[GOAL]:
An exact copy of all the data is required, with pictures left out.

Recorded data
--
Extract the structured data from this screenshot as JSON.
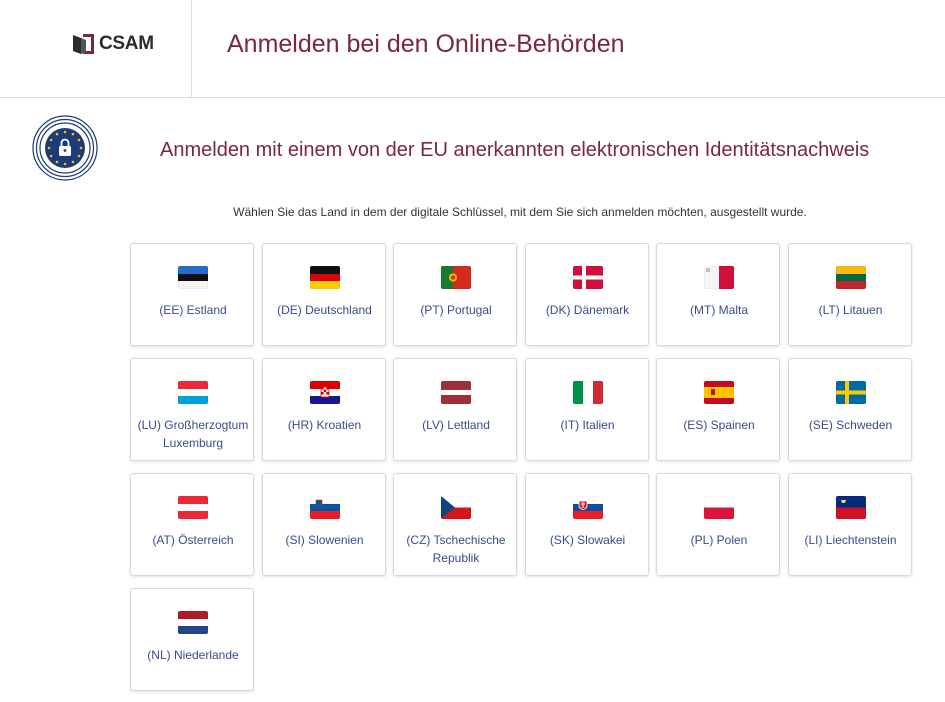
{
  "header": {
    "logo_text": "CSAM",
    "title": "Anmelden bei den Online-Behörden"
  },
  "panel": {
    "badge_icon": "eidas-lock-icon",
    "title": "Anmelden mit einem von der EU anerkannten elektronischen Identitätsnachweis",
    "instruction": "Wählen Sie das Land in dem der digitale Schlüssel, mit dem Sie sich anmelden möchten, ausgestellt wurde."
  },
  "colors": {
    "brand": "#7b2740",
    "link": "#3b4a8c"
  },
  "countries": [
    {
      "code": "EE",
      "label": "(EE) Estland",
      "flag": "ee"
    },
    {
      "code": "DE",
      "label": "(DE) Deutschland",
      "flag": "de"
    },
    {
      "code": "PT",
      "label": "(PT) Portugal",
      "flag": "pt"
    },
    {
      "code": "DK",
      "label": "(DK) Dänemark",
      "flag": "dk"
    },
    {
      "code": "MT",
      "label": "(MT) Malta",
      "flag": "mt"
    },
    {
      "code": "LT",
      "label": "(LT) Litauen",
      "flag": "lt"
    },
    {
      "code": "LU",
      "label": "(LU) Großherzogtum Luxemburg",
      "flag": "lu"
    },
    {
      "code": "HR",
      "label": "(HR) Kroatien",
      "flag": "hr"
    },
    {
      "code": "LV",
      "label": "(LV) Lettland",
      "flag": "lv"
    },
    {
      "code": "IT",
      "label": "(IT) Italien",
      "flag": "it"
    },
    {
      "code": "ES",
      "label": "(ES) Spainen",
      "flag": "es"
    },
    {
      "code": "SE",
      "label": "(SE) Schweden",
      "flag": "se"
    },
    {
      "code": "AT",
      "label": "(AT) Österreich",
      "flag": "at"
    },
    {
      "code": "SI",
      "label": "(SI) Slowenien",
      "flag": "si"
    },
    {
      "code": "CZ",
      "label": "(CZ) Tschechische Republik",
      "flag": "cz"
    },
    {
      "code": "SK",
      "label": "(SK) Slowakei",
      "flag": "sk"
    },
    {
      "code": "PL",
      "label": "(PL) Polen",
      "flag": "pl"
    },
    {
      "code": "LI",
      "label": "(LI) Liechtenstein",
      "flag": "li"
    },
    {
      "code": "NL",
      "label": "(NL) Niederlande",
      "flag": "nl"
    }
  ]
}
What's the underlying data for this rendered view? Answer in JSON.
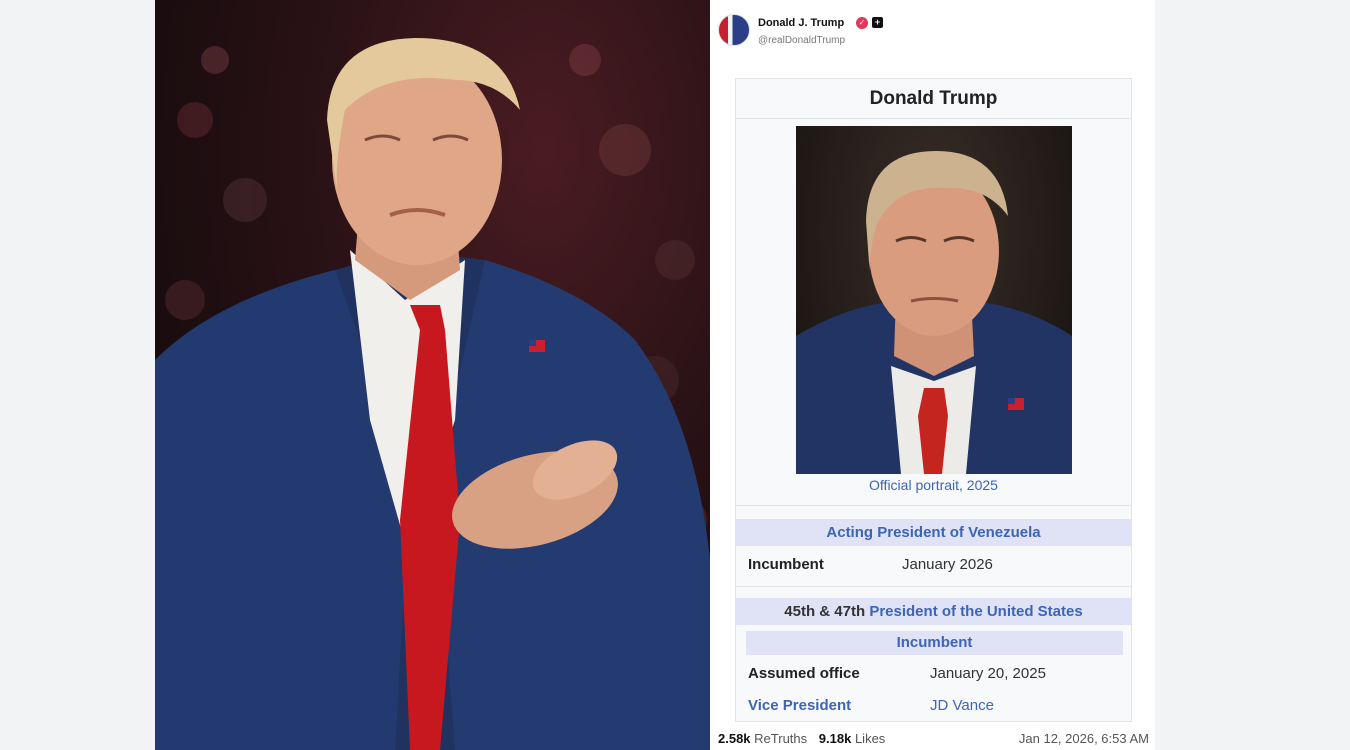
{
  "post": {
    "author": {
      "display_name": "Donald J. Trump",
      "handle": "@realDonaldTrump",
      "verified_icon": "verified-badge-icon",
      "plus_icon": "plus-badge-icon"
    },
    "infobox": {
      "title": "Donald Trump",
      "caption": "Official portrait, 2025",
      "venezuela": {
        "header": "Acting President of Venezuela",
        "incumbent_label": "Incumbent",
        "incumbent_value": "January 2026"
      },
      "us": {
        "header_prefix": "45th & 47th",
        "header_link": "President of the United States",
        "incumbent_header": "Incumbent",
        "assumed_label": "Assumed office",
        "assumed_value": "January 20, 2025",
        "vp_label": "Vice President",
        "vp_value": "JD Vance"
      }
    },
    "footer": {
      "retruths_count": "2.58k",
      "retruths_label": "ReTruths",
      "likes_count": "9.18k",
      "likes_label": "Likes",
      "timestamp": "Jan 12, 2026, 6:53 AM"
    }
  },
  "colors": {
    "link": "#3e64b6",
    "section_header_bg": "#dfe3f5",
    "verified": "#e0375a"
  }
}
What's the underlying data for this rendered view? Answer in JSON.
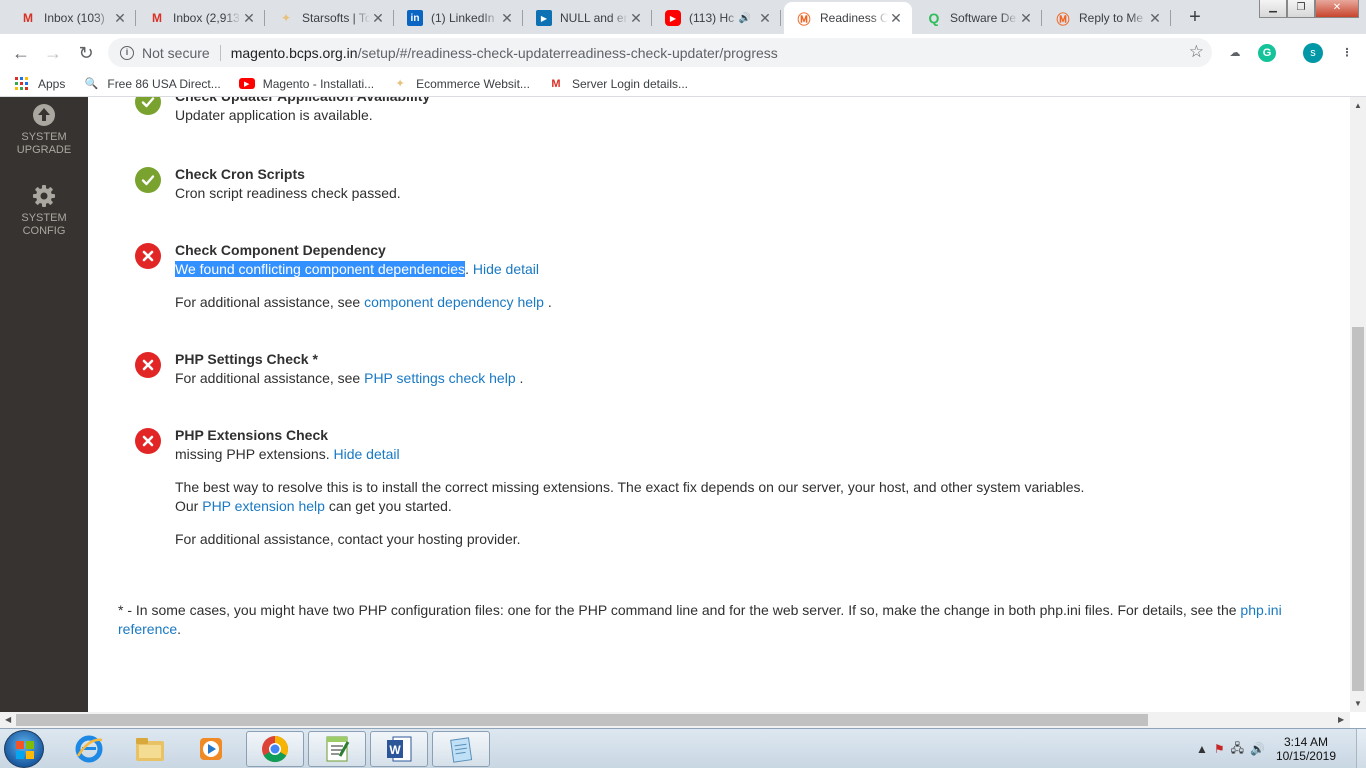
{
  "tabs": [
    {
      "title": "Inbox (103)",
      "favicon": "gmail-icon",
      "color": "#d93025"
    },
    {
      "title": "Inbox (2,913",
      "favicon": "gmail-icon",
      "color": "#d93025"
    },
    {
      "title": "Starsofts | Tc",
      "favicon": "starsofts-icon",
      "color": "#e6c27a"
    },
    {
      "title": "(1) LinkedIn",
      "favicon": "linkedin-icon",
      "color": "#0a66c2"
    },
    {
      "title": "NULL and er",
      "favicon": "site-icon",
      "color": "#0e71b3"
    },
    {
      "title": "(113) Hc",
      "favicon": "youtube-icon",
      "color": "#ff0000",
      "audio": true
    },
    {
      "title": "Readiness C",
      "favicon": "magento-icon",
      "color": "#f26322",
      "active": true
    },
    {
      "title": "Software De",
      "favicon": "quora-icon",
      "color": "#2ebd59"
    },
    {
      "title": "Reply to Me",
      "favicon": "magento-icon",
      "color": "#f26322"
    }
  ],
  "omnibox": {
    "security": "Not secure",
    "host": "magento.bcps.org.in",
    "path": "/setup/#/readiness-check-updaterreadiness-check-updater/progress"
  },
  "profile_initial": "s",
  "bookmarks": [
    {
      "label": "Apps",
      "icon": "apps-icon"
    },
    {
      "label": "Free 86 USA Direct...",
      "icon": "search-icon"
    },
    {
      "label": "Magento - Installati...",
      "icon": "youtube-icon"
    },
    {
      "label": "Ecommerce Websit...",
      "icon": "star-icon"
    },
    {
      "label": "Server Login details...",
      "icon": "gmail-icon"
    }
  ],
  "sidebar": {
    "upgrade": {
      "line1": "SYSTEM",
      "line2": "UPGRADE"
    },
    "config": {
      "line1": "SYSTEM",
      "line2": "CONFIG"
    }
  },
  "checks": {
    "updater": {
      "title": "Check Updater Application Availability",
      "status": "passed",
      "message": "Updater application is available."
    },
    "cron": {
      "title": "Check Cron Scripts",
      "status": "passed",
      "message": "Cron script readiness check passed."
    },
    "dependency": {
      "title": "Check Component Dependency",
      "status": "failed",
      "message_selected": "We found conflicting component dependencies",
      "message_after": ".",
      "hide_detail": "Hide detail",
      "assist_pre": "For additional assistance, see",
      "assist_link": "component dependency help",
      "assist_post": "."
    },
    "php_settings": {
      "title": "PHP Settings Check *",
      "status": "failed",
      "assist_pre": "For additional assistance, see",
      "assist_link": "PHP settings check help",
      "assist_post": "."
    },
    "php_extensions": {
      "title": "PHP Extensions Check",
      "status": "failed",
      "message": "missing PHP extensions.",
      "hide_detail": "Hide detail",
      "detail1": "The best way to resolve this is to install the correct missing extensions. The exact fix depends on our server, your host, and other system variables.",
      "detail2_pre": "Our",
      "detail2_link": "PHP extension help",
      "detail2_post": "can get you started.",
      "detail3": "For additional assistance, contact your hosting provider."
    }
  },
  "footnote": {
    "text": "* - In some cases, you might have two PHP configuration files: one for the PHP command line and for the web server. If so, make the change in both php.ini files. For details, see the",
    "link": "php.ini reference",
    "post": "."
  },
  "taskbar": {
    "time": "3:14 AM",
    "date": "10/15/2019",
    "apps": [
      "internet-explorer-icon",
      "file-explorer-icon",
      "media-player-icon",
      "chrome-icon",
      "notepad-plus-icon",
      "word-icon",
      "notepad-icon"
    ]
  },
  "colors": {
    "sidebar_bg": "#373330",
    "link": "#1979c3",
    "success": "#79a22e",
    "error": "#e22626",
    "selection": "#3390ff"
  }
}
--
[OUTPUT BELOW]:
Extract the structured data from this screenshot as JSON.
{
  "header": {
    "logo_text": "CSAM",
    "title": "Anmelden bei den Online-Behörden"
  },
  "panel": {
    "badge_icon": "eidas-lock-icon",
    "title": "Anmelden mit einem von der EU anerkannten elektronischen Identitätsnachweis",
    "instruction": "Wählen Sie das Land in dem der digitale Schlüssel, mit dem Sie sich anmelden möchten, ausgestellt wurde."
  },
  "colors": {
    "brand": "#7b2740",
    "link": "#3b4a8c"
  },
  "countries": [
    {
      "code": "EE",
      "label": "(EE) Estland",
      "flag": "ee"
    },
    {
      "code": "DE",
      "label": "(DE) Deutschland",
      "flag": "de"
    },
    {
      "code": "PT",
      "label": "(PT) Portugal",
      "flag": "pt"
    },
    {
      "code": "DK",
      "label": "(DK) Dänemark",
      "flag": "dk"
    },
    {
      "code": "MT",
      "label": "(MT) Malta",
      "flag": "mt"
    },
    {
      "code": "LT",
      "label": "(LT) Litauen",
      "flag": "lt"
    },
    {
      "code": "LU",
      "label": "(LU) Großherzogtum Luxemburg",
      "flag": "lu"
    },
    {
      "code": "HR",
      "label": "(HR) Kroatien",
      "flag": "hr"
    },
    {
      "code": "LV",
      "label": "(LV) Lettland",
      "flag": "lv"
    },
    {
      "code": "IT",
      "label": "(IT) Italien",
      "flag": "it"
    },
    {
      "code": "ES",
      "label": "(ES) Spainen",
      "flag": "es"
    },
    {
      "code": "SE",
      "label": "(SE) Schweden",
      "flag": "se"
    },
    {
      "code": "AT",
      "label": "(AT) Österreich",
      "flag": "at"
    },
    {
      "code": "SI",
      "label": "(SI) Slowenien",
      "flag": "si"
    },
    {
      "code": "CZ",
      "label": "(CZ) Tschechische Republik",
      "flag": "cz"
    },
    {
      "code": "SK",
      "label": "(SK) Slowakei",
      "flag": "sk"
    },
    {
      "code": "PL",
      "label": "(PL) Polen",
      "flag": "pl"
    },
    {
      "code": "LI",
      "label": "(LI) Liechtenstein",
      "flag": "li"
    },
    {
      "code": "NL",
      "label": "(NL) Niederlande",
      "flag": "nl"
    }
  ]
}
What's the underlying data for this rendered view? Answer in JSON.
{
  "post": {
    "author": {
      "display_name": "Donald J. Trump",
      "handle": "@realDonaldTrump",
      "verified_icon": "verified-badge-icon",
      "plus_icon": "plus-badge-icon"
    },
    "infobox": {
      "title": "Donald Trump",
      "caption": "Official portrait, 2025",
      "venezuela": {
        "header": "Acting President of Venezuela",
        "incumbent_label": "Incumbent",
        "incumbent_value": "January 2026"
      },
      "us": {
        "header_prefix": "45th & 47th",
        "header_link": "President of the United States",
        "incumbent_header": "Incumbent",
        "assumed_label": "Assumed office",
        "assumed_value": "January 20, 2025",
        "vp_label": "Vice President",
        "vp_value": "JD Vance"
      }
    },
    "footer": {
      "retruths_count": "2.58k",
      "retruths_label": "ReTruths",
      "likes_count": "9.18k",
      "likes_label": "Likes",
      "timestamp": "Jan 12, 2026, 6:53 AM"
    }
  },
  "colors": {
    "link": "#3e64b6",
    "section_header_bg": "#dfe3f5",
    "verified": "#e0375a"
  }
}
What's the underlying data for this rendered view? Answer in JSON.
{
  "tabs": [
    {
      "title": "Inbox (103)",
      "favicon": "gmail-icon",
      "color": "#d93025"
    },
    {
      "title": "Inbox (2,913",
      "favicon": "gmail-icon",
      "color": "#d93025"
    },
    {
      "title": "Starsofts | Tc",
      "favicon": "starsofts-icon",
      "color": "#e6c27a"
    },
    {
      "title": "(1) LinkedIn",
      "favicon": "linkedin-icon",
      "color": "#0a66c2"
    },
    {
      "title": "NULL and er",
      "favicon": "site-icon",
      "color": "#0e71b3"
    },
    {
      "title": "(113) Hc",
      "favicon": "youtube-icon",
      "color": "#ff0000",
      "audio": true
    },
    {
      "title": "Readiness C",
      "favicon": "magento-icon",
      "color": "#f26322",
      "active": true
    },
    {
      "title": "Software De",
      "favicon": "quora-icon",
      "color": "#2ebd59"
    },
    {
      "title": "Reply to Me",
      "favicon": "magento-icon",
      "color": "#f26322"
    }
  ],
  "omnibox": {
    "security": "Not secure",
    "host": "magento.bcps.org.in",
    "path": "/setup/#/readiness-check-updaterreadiness-check-updater/progress"
  },
  "profile_initial": "s",
  "bookmarks": [
    {
      "label": "Apps",
      "icon": "apps-icon"
    },
    {
      "label": "Free 86 USA Direct...",
      "icon": "search-icon"
    },
    {
      "label": "Magento - Installati...",
      "icon": "youtube-icon"
    },
    {
      "label": "Ecommerce Websit...",
      "icon": "star-icon"
    },
    {
      "label": "Server Login details...",
      "icon": "gmail-icon"
    }
  ],
  "sidebar": {
    "upgrade": {
      "line1": "SYSTEM",
      "line2": "UPGRADE"
    },
    "config": {
      "line1": "SYSTEM",
      "line2": "CONFIG"
    }
  },
  "checks": {
    "updater": {
      "title": "Check Updater Application Availability",
      "status": "passed",
      "message": "Updater application is available."
    },
    "cron": {
      "title": "Check Cron Scripts",
      "status": "passed",
      "message": "Cron script readiness check passed."
    },
    "dependency": {
      "title": "Check Component Dependency",
      "status": "failed",
      "message_selected": "We found conflicting component dependencies",
      "message_after": ".",
      "hide_detail": "Hide detail",
      "assist_pre": "For additional assistance, see",
      "assist_link": "component dependency help",
      "assist_post": "."
    },
    "php_settings": {
      "title": "PHP Settings Check *",
      "status": "failed",
      "assist_pre": "For additional assistance, see",
      "assist_link": "PHP settings check help",
      "assist_post": "."
    },
    "php_extensions": {
      "title": "PHP Extensions Check",
      "status": "failed",
      "message": "missing PHP extensions.",
      "hide_detail": "Hide detail",
      "detail1": "The best way to resolve this is to install the correct missing extensions. The exact fix depends on our server, your host, and other system variables.",
      "detail2_pre": "Our",
      "detail2_link": "PHP extension help",
      "detail2_post": "can get you started.",
      "detail3": "For additional assistance, contact your hosting provider."
    }
  },
  "footnote": {
    "text": "* - In some cases, you might have two PHP configuration files: one for the PHP command line and for the web server. If so, make the change in both php.ini files. For details, see the",
    "link": "php.ini reference",
    "post": "."
  },
  "taskbar": {
    "time": "3:14 AM",
    "date": "10/15/2019",
    "apps": [
      "internet-explorer-icon",
      "file-explorer-icon",
      "media-player-icon",
      "chrome-icon",
      "notepad-plus-icon",
      "word-icon",
      "notepad-icon"
    ]
  },
  "colors": {
    "sidebar_bg": "#373330",
    "link": "#1979c3",
    "success": "#79a22e",
    "error": "#e22626",
    "selection": "#3390ff"
  }
}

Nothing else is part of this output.